In the entries below, find every line holding the string "name" and collect it.

| GIVEN RECORDS |
:::::
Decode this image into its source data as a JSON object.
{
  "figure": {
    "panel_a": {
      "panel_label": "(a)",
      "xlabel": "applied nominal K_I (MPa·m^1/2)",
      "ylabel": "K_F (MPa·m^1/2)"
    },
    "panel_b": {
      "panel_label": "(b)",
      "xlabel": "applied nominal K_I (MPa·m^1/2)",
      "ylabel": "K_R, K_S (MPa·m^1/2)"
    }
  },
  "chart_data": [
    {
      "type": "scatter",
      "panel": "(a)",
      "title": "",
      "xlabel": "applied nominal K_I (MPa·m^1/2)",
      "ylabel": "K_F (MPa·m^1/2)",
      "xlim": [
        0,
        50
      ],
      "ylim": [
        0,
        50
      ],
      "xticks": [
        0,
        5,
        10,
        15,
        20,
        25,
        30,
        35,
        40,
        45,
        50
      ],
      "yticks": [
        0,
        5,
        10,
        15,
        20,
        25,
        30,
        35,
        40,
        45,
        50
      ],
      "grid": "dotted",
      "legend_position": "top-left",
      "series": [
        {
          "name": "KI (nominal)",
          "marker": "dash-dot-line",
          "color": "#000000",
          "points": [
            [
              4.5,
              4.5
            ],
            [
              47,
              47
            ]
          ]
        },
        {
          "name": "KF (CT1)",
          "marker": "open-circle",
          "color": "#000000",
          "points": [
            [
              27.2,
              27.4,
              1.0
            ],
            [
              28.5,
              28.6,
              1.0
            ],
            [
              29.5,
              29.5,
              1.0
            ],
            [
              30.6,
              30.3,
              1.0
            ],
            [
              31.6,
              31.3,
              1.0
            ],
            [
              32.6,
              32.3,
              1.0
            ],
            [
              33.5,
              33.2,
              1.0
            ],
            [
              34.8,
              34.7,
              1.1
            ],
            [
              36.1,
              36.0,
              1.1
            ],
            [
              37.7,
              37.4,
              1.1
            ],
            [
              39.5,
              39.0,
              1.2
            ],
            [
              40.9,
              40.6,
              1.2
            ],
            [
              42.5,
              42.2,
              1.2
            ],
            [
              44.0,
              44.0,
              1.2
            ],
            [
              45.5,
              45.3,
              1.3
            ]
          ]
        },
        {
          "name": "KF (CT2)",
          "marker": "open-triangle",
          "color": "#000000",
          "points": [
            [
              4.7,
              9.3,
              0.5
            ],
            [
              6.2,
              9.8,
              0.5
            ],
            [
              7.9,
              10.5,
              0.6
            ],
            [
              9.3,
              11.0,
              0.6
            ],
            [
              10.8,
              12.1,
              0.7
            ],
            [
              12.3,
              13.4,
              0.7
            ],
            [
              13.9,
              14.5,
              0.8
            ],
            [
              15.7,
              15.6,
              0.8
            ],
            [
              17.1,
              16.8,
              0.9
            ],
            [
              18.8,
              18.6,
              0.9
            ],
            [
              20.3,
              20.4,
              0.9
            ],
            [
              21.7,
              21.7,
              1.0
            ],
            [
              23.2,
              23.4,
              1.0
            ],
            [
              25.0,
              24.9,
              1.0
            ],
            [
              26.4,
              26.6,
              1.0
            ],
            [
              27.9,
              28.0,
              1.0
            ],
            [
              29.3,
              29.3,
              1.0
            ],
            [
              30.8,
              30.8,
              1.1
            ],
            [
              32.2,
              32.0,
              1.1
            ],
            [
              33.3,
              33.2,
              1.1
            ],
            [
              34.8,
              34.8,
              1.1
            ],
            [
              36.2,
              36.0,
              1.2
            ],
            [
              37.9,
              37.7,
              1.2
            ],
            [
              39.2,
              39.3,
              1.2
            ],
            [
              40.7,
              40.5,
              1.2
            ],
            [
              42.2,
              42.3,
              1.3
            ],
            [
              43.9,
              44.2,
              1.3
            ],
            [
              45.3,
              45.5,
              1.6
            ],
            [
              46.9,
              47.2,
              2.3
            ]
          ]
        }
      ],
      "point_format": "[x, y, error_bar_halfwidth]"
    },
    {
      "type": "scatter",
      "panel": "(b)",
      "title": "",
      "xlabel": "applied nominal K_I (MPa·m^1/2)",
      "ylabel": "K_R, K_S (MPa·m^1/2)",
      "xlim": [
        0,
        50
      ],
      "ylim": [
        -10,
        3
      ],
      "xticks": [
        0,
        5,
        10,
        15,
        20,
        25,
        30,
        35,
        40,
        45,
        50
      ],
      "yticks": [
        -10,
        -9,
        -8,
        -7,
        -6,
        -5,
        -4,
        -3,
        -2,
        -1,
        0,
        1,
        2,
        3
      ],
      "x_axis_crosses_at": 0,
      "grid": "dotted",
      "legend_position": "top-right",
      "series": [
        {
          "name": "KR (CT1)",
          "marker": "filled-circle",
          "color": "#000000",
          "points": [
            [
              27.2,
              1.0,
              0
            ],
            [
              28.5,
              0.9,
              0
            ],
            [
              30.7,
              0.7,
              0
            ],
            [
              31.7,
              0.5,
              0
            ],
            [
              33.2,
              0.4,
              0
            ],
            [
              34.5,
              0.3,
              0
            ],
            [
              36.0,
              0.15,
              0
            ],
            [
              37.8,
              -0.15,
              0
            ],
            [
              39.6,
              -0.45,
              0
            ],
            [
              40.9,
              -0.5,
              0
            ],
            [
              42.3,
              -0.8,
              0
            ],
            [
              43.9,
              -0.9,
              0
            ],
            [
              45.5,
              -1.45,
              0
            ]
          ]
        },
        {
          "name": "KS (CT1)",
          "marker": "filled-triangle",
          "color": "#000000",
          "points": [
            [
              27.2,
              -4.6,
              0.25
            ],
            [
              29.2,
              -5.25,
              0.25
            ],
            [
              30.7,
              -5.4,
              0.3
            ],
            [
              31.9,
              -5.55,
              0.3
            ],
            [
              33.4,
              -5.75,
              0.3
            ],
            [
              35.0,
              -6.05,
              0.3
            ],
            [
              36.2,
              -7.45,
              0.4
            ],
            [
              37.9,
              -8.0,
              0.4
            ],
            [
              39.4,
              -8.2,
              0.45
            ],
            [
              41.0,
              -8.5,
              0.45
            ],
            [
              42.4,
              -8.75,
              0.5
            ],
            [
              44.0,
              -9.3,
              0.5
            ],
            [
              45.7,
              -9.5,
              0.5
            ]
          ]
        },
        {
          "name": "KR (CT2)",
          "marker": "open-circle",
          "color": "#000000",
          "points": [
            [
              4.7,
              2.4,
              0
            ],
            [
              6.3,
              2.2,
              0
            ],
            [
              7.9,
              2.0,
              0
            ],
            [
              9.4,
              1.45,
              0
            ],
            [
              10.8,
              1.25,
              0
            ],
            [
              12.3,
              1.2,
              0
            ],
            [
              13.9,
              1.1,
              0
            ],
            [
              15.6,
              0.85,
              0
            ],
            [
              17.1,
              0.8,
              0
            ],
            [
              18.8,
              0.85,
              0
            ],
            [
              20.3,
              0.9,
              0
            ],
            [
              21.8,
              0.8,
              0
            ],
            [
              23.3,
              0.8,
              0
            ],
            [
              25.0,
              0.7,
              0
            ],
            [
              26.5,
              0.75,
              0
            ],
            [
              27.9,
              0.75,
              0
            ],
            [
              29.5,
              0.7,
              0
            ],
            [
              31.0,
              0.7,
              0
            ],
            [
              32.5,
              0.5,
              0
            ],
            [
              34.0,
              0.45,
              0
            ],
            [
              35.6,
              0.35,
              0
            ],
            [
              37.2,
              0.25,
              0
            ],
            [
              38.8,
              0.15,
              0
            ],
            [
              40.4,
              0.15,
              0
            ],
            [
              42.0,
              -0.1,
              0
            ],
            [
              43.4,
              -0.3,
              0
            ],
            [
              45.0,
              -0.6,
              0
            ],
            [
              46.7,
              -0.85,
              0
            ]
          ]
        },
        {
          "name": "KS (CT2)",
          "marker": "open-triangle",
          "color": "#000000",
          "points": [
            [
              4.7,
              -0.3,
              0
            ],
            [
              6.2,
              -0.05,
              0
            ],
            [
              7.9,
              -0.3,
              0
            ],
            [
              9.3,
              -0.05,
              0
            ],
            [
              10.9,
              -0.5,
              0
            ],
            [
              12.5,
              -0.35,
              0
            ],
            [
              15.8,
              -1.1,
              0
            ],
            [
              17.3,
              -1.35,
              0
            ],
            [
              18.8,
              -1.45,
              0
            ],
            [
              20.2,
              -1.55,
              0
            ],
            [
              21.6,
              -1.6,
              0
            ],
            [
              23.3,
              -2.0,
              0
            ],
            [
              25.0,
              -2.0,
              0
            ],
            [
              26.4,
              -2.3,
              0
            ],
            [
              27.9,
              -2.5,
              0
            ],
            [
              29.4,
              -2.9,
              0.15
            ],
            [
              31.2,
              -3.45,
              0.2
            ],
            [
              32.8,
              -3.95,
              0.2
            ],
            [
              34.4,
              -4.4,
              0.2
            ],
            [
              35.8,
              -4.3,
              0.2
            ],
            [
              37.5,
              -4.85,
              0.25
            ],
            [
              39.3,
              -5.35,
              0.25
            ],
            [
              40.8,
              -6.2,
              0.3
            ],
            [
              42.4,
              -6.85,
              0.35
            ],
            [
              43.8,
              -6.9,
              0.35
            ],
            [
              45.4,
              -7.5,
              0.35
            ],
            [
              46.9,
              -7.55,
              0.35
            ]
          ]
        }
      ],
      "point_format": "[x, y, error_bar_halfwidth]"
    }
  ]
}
:::::
| WRITTEN SOLUTION |
          "name": "KI (nominal)",
          "name": "KF (CT1)",
          "name": "KF (CT2)",
          "name": "KR (CT1)",
          "name": "KS (CT1)",
          "name": "KR (CT2)",
          "name": "KS (CT2)",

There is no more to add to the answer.